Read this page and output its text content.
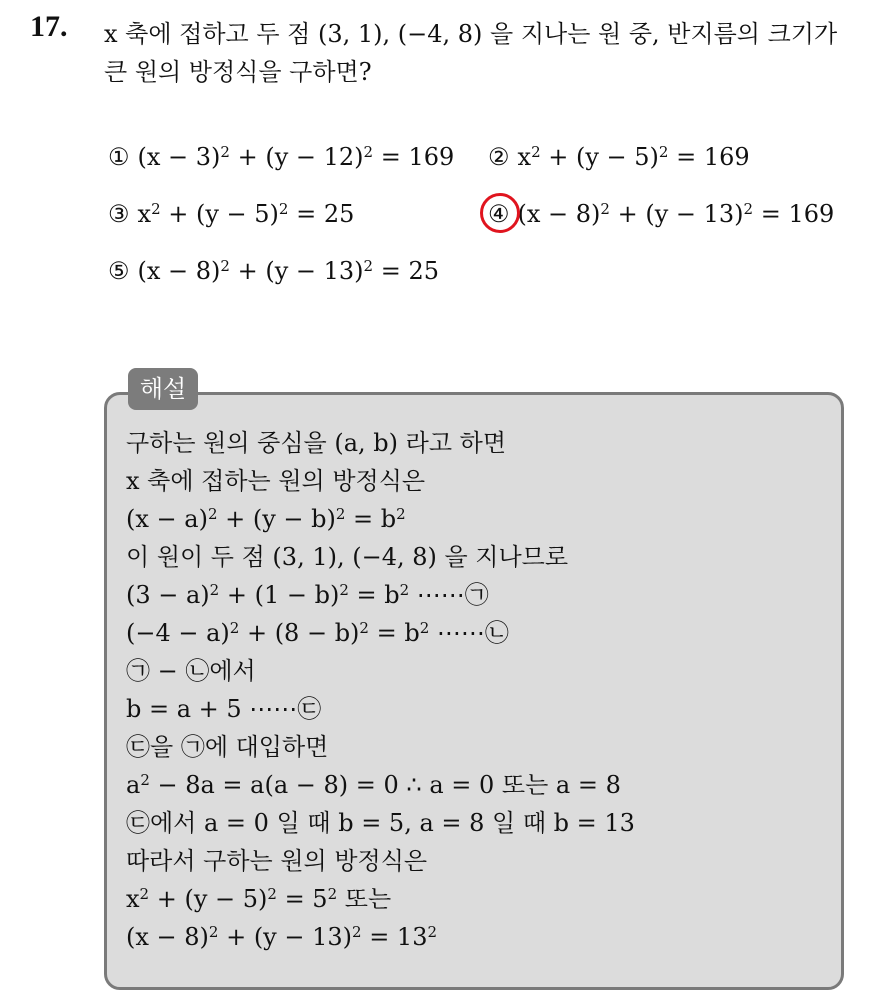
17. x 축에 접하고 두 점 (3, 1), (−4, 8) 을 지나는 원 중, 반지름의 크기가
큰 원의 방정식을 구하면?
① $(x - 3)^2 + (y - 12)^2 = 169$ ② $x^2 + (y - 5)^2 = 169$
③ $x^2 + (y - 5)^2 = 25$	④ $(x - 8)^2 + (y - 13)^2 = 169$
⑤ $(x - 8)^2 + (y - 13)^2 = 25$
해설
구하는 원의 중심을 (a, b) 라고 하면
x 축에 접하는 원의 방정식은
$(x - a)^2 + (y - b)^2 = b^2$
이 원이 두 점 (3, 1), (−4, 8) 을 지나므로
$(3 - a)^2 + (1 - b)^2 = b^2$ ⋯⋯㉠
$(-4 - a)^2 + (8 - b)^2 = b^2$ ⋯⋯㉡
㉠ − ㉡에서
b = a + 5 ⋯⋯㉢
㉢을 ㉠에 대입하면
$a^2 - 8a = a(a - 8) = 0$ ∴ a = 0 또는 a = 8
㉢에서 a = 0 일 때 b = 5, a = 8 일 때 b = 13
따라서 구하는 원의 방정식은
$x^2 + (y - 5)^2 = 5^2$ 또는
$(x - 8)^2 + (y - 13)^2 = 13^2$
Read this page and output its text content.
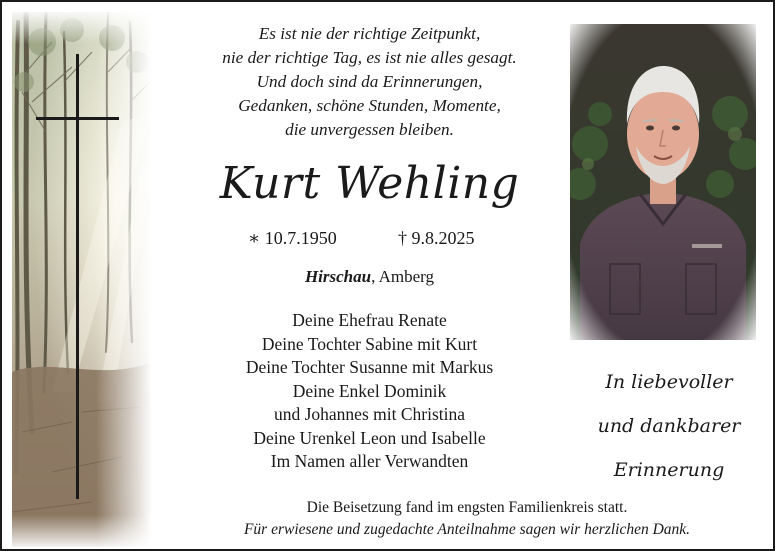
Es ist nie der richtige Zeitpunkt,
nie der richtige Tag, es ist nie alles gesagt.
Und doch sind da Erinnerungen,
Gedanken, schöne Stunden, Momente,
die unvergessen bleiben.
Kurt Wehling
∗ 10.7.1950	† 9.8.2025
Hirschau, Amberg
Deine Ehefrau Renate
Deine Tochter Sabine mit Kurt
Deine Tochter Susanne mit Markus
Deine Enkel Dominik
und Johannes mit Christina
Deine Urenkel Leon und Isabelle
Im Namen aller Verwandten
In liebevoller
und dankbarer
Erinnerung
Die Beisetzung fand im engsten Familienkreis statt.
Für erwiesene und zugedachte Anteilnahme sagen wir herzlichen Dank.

○ ○ ○

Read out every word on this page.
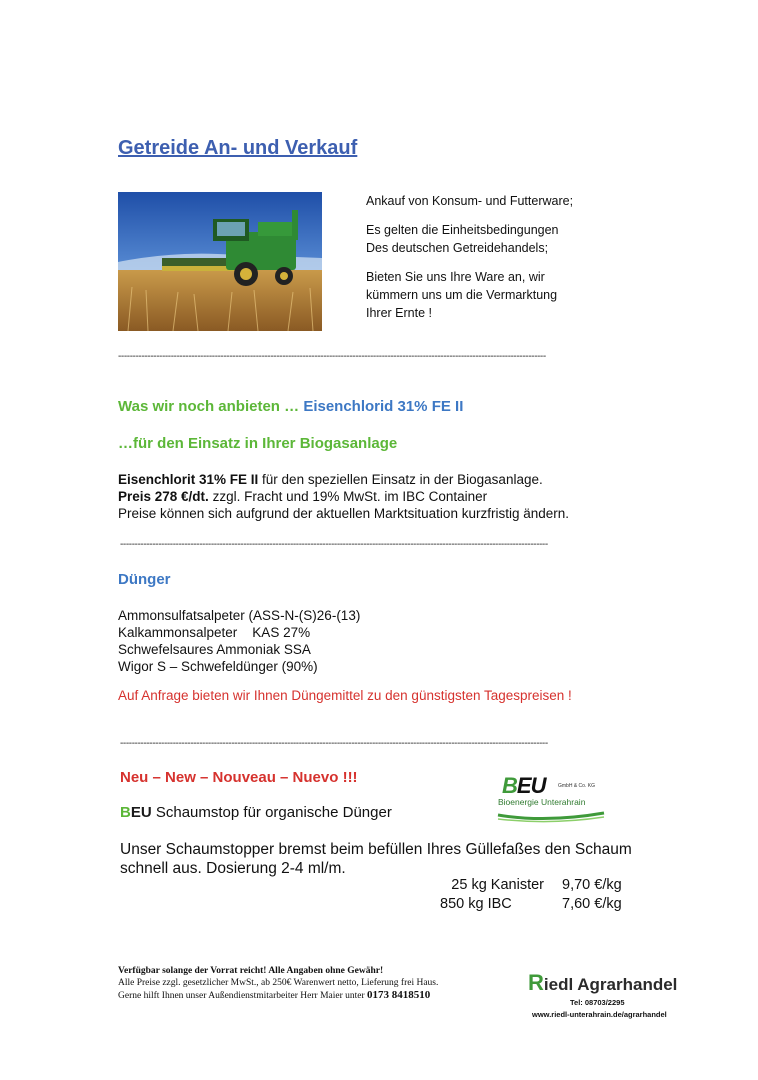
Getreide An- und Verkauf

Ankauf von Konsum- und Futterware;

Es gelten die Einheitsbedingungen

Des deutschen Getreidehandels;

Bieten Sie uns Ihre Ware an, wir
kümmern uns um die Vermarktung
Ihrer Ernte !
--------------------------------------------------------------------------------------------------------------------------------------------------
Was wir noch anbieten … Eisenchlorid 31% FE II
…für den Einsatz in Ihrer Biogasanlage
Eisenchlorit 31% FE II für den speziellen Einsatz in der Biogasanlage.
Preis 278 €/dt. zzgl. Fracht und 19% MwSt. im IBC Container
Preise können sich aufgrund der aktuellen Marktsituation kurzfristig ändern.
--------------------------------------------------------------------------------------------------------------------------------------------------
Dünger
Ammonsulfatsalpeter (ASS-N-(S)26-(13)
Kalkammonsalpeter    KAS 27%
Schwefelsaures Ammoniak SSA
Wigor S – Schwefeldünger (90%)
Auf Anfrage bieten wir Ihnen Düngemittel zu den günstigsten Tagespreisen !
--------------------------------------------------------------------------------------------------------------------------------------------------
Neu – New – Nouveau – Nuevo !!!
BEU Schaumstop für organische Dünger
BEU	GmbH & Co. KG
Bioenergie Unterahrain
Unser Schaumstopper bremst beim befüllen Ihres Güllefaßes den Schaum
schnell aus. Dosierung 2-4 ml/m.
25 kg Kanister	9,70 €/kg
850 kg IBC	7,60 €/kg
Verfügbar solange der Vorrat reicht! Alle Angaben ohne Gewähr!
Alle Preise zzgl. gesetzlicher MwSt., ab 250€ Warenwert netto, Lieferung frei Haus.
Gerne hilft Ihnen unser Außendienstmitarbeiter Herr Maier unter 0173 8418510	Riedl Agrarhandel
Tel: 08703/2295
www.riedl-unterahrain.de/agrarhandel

○ ○ ○

Do this »
Scan the records above for the string "Einsatz", then select every line that holds it.

Response »
…für den Einsatz in Ihrer Biogasanlage
Eisenchlorit 31% FE II für den speziellen Einsatz in der Biogasanlage.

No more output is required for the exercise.